▸ Goal of the exercise:
Retype the material below. Keep every word exactly as it is.

(Dataset entries)
☆ ☆ ☆ ☆ ☆
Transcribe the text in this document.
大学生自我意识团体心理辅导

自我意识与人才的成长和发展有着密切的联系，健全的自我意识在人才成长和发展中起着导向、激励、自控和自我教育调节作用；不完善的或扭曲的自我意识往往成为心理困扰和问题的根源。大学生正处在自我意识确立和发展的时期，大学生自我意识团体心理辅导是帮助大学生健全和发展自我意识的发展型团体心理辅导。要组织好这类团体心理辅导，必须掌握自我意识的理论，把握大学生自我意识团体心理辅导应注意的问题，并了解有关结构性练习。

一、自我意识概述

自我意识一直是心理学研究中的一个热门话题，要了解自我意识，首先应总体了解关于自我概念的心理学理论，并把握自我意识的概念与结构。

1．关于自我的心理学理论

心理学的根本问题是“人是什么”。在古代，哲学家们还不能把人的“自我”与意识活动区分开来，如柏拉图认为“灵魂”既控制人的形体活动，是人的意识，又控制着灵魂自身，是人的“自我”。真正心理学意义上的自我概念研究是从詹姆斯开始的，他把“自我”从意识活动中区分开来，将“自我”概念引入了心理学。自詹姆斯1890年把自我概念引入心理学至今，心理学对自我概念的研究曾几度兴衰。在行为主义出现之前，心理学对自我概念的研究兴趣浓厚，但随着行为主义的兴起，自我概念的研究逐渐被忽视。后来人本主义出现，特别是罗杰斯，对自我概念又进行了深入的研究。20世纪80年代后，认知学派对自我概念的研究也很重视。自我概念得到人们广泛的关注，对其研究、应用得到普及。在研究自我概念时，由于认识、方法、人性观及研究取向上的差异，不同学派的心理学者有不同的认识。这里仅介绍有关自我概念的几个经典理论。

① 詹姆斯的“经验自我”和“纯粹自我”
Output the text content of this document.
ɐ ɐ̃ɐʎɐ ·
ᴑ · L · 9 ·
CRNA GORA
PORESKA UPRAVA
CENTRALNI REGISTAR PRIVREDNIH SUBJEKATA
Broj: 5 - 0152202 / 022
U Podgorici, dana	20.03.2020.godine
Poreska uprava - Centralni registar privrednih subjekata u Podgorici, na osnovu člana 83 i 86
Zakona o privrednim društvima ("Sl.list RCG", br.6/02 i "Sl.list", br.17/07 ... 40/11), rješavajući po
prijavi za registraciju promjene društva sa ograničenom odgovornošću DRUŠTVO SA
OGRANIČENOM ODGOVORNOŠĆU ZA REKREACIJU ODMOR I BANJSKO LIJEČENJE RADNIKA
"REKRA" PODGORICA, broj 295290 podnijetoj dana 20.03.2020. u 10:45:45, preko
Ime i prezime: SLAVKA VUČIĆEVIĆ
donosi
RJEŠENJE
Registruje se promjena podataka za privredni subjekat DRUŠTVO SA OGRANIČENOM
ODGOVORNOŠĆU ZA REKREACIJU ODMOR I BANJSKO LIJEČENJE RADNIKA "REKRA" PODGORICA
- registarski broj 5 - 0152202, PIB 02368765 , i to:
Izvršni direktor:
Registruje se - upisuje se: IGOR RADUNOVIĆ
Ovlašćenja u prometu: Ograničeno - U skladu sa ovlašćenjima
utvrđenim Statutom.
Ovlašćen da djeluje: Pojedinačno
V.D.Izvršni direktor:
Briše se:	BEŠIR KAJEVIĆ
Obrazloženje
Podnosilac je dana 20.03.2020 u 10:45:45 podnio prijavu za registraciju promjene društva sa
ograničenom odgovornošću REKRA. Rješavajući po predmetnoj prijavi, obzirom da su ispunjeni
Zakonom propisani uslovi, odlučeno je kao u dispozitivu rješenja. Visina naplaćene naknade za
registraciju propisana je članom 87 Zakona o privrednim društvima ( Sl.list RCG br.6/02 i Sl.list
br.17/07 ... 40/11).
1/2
☆ ☆ ☆ ☆ ☆
▸ The reply:
Transcribe the text in this document.
大学生自我意识团体心理辅导

自我意识与人才的成长和发展有着密切的联系，健全的自我意识在人才成长和发展中起着导向、激励、自控和自我教育调节作用；不完善的或扭曲的自我意识往往成为心理困扰和问题的根源。大学生正处在自我意识确立和发展的时期，大学生自我意识团体心理辅导是帮助大学生健全和发展自我意识的发展型团体心理辅导。要组织好这类团体心理辅导，必须掌握自我意识的理论，把握大学生自我意识团体心理辅导应注意的问题，并了解有关结构性练习。

一、自我意识概述

自我意识一直是心理学研究中的一个热门话题，要了解自我意识，首先应总体了解关于自我概念的心理学理论，并把握自我意识的概念与结构。

1．关于自我的心理学理论

心理学的根本问题是“人是什么”。在古代，哲学家们还不能把人的“自我”与意识活动区分开来，如柏拉图认为“灵魂”既控制人的形体活动，是人的意识，又控制着灵魂自身，是人的“自我”。真正心理学意义上的自我概念研究是从詹姆斯开始的，他把“自我”从意识活动中区分开来，将“自我”概念引入了心理学。自詹姆斯1890年把自我概念引入心理学至今，心理学对自我概念的研究曾几度兴衰。在行为主义出现之前，心理学对自我概念的研究兴趣浓厚，但随着行为主义的兴起，自我概念的研究逐渐被忽视。后来人本主义出现，特别是罗杰斯，对自我概念又进行了深入的研究。20世纪80年代后，认知学派对自我概念的研究也很重视。自我概念得到人们广泛的关注，对其研究、应用得到普及。在研究自我概念时，由于认识、方法、人性观及研究取向上的差异，不同学派的心理学者有不同的认识。这里仅介绍有关自我概念的几个经典理论。

① 詹姆斯的“经验自我”和“纯粹自我”
Output the text content of this document.
ɐ ɐ̃ɐʎɐ ·
ᴑ · L · 9 ·
CRNA GORA
PORESKA UPRAVA
CENTRALNI REGISTAR PRIVREDNIH SUBJEKATA
Broj: 5 - 0152202 / 022
U Podgorici, dana	20.03.2020.godine
Poreska uprava - Centralni registar privrednih subjekata u Podgorici, na osnovu člana 83 i 86
Zakona o privrednim društvima ("Sl.list RCG", br.6/02 i "Sl.list", br.17/07 ... 40/11), rješavajući po
prijavi za registraciju promjene društva sa ograničenom odgovornošću DRUŠTVO SA
OGRANIČENOM ODGOVORNOŠĆU ZA REKREACIJU ODMOR I BANJSKO LIJEČENJE RADNIKA
"REKRA" PODGORICA, broj 295290 podnijetoj dana 20.03.2020. u 10:45:45, preko
Ime i prezime: SLAVKA VUČIĆEVIĆ
donosi
RJEŠENJE
Registruje se promjena podataka za privredni subjekat DRUŠTVO SA OGRANIČENOM
ODGOVORNOŠĆU ZA REKREACIJU ODMOR I BANJSKO LIJEČENJE RADNIKA "REKRA" PODGORICA
- registarski broj 5 - 0152202, PIB 02368765 , i to:
Izvršni direktor:
Registruje se - upisuje se: IGOR RADUNOVIĆ
Ovlašćenja u prometu: Ograničeno - U skladu sa ovlašćenjima
utvrđenim Statutom.
Ovlašćen da djeluje: Pojedinačno
V.D.Izvršni direktor:
Briše se:	BEŠIR KAJEVIĆ
Obrazloženje
Podnosilac je dana 20.03.2020 u 10:45:45 podnio prijavu za registraciju promjene društva sa
ograničenom odgovornošću REKRA. Rješavajući po predmetnoj prijavi, obzirom da su ispunjeni
Zakonom propisani uslovi, odlučeno je kao u dispozitivu rješenja. Visina naplaćene naknade za
registraciju propisana je članom 87 Zakona o privrednim društvima ( Sl.list RCG br.6/02 i Sl.list
br.17/07 ... 40/11).
1/2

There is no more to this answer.